Count Fritz Carl Louis Stackelberg (31 May 1899 – 18 November 1988) was a Swedish diplomat.

Early life
Stackelberg was born on 31 May 1899 in Stockholm, Sweden, the son of ryttmästare, count Adolf Stackelberg (1850–1906) and countess Charlotte Lewenhaupt (born 1861). He passed studentexamen in Linköping in 1917.

Career
Stackelberg attended the Royal Military Academy in Stockholm in 1919 and served as a second lieutenant in the Svea Artillery Regiment (A 1) from 1920 to 1922. Stackelberg received a Candidate of Law degree in Stockholm in 1925 before becoming an attaché at the Ministry for Foreign Affairs the year after. He served in Copenhagen, Bern, London, Vienna, Budapest and Belgrade from 1926 to 1930 and was lieutenant at the Svea Artillery Regiment's reserve from 1928 to 1929. Stackelberg was the Foreign Minister's private secretary from 1930 to 1932 and was second secretary at the Foreign Ministry in 1931 and in Oslo and Rouen in 1932.

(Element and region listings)
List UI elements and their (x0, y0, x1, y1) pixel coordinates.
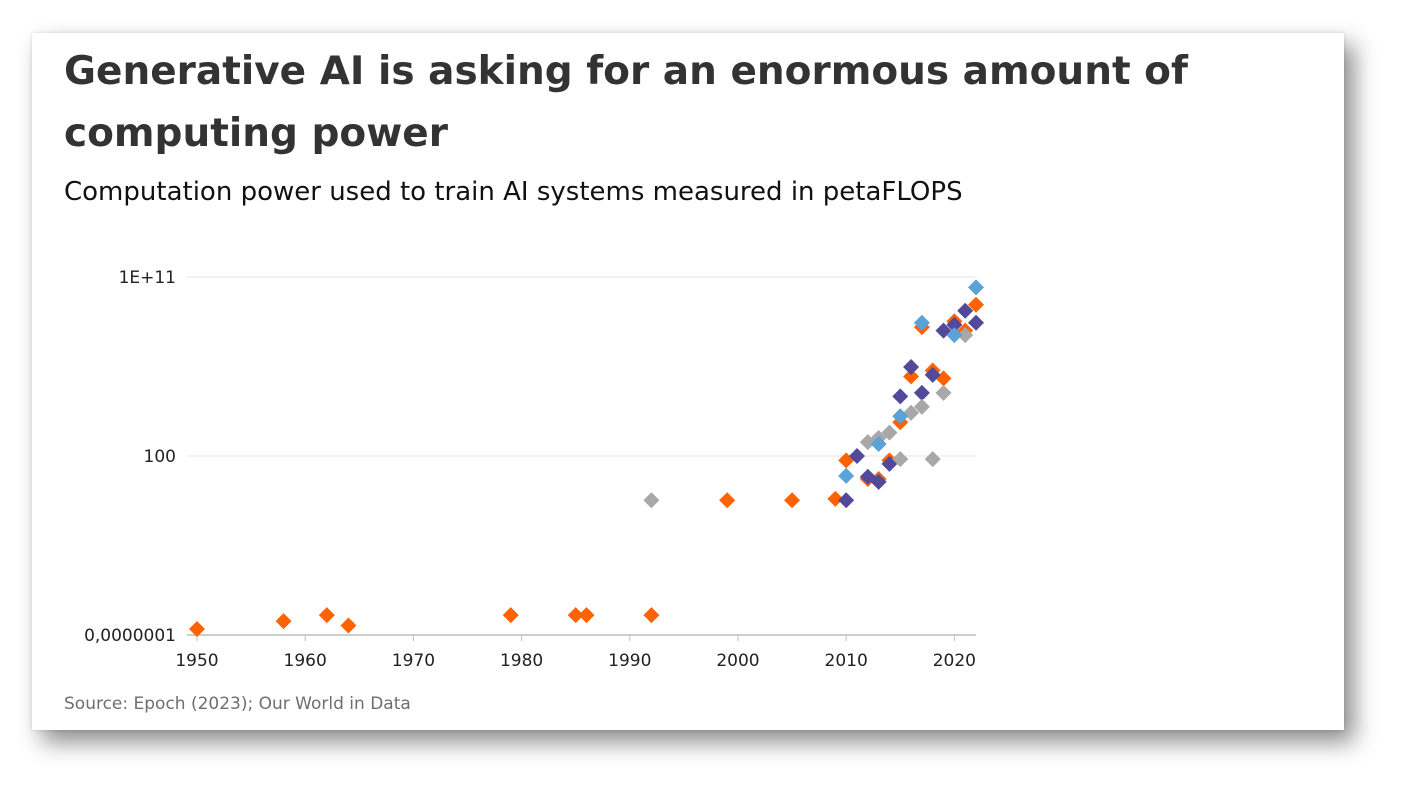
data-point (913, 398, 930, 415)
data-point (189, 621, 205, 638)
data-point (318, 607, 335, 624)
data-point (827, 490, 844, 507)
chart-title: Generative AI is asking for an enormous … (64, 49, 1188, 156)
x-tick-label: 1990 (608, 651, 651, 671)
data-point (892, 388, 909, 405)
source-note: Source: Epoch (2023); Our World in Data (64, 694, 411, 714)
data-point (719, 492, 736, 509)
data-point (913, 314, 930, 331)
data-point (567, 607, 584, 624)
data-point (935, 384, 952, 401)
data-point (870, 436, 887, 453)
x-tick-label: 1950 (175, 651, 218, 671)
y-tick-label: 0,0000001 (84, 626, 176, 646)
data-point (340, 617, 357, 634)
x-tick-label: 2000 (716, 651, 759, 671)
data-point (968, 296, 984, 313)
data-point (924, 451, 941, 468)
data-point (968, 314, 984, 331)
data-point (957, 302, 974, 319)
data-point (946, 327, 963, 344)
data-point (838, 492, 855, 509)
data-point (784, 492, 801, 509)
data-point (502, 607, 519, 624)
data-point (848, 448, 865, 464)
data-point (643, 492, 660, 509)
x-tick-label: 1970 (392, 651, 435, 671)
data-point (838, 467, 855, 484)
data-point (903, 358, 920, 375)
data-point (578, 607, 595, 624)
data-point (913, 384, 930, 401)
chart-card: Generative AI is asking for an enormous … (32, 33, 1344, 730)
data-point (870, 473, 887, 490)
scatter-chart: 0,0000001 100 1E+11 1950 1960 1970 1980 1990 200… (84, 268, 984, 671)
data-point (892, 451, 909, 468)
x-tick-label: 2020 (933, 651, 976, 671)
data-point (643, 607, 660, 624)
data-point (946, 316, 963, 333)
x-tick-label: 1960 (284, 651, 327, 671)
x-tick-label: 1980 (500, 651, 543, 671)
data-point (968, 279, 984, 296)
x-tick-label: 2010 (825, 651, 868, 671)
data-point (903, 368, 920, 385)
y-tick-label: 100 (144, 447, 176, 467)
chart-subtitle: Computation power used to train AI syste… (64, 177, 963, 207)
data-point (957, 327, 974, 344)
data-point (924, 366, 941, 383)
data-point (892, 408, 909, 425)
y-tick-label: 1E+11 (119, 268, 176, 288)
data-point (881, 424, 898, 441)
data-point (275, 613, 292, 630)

==

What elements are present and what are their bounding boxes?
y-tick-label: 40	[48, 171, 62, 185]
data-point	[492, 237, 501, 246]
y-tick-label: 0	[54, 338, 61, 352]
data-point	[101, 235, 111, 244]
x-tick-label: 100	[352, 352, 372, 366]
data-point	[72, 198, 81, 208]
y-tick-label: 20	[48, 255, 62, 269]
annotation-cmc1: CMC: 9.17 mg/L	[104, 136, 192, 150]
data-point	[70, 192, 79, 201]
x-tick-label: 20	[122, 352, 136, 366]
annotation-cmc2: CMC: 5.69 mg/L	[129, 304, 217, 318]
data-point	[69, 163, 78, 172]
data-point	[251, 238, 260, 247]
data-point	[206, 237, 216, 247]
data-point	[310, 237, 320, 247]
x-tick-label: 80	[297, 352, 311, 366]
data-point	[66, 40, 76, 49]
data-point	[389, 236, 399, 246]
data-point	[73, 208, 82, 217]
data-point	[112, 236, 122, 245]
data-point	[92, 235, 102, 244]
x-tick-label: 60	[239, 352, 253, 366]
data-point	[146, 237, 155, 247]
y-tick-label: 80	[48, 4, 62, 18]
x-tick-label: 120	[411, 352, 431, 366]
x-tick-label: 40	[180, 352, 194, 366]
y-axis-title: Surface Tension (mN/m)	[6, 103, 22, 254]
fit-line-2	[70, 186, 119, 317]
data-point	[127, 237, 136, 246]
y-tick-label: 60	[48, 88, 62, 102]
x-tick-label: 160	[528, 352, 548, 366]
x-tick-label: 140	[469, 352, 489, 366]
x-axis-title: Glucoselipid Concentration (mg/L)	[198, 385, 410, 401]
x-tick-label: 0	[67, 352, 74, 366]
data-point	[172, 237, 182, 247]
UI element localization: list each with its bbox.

Goal: In the biography of Fritz Stackelberg, in which city did he pass studentexamen?

Task solution: Linköping, in 1917.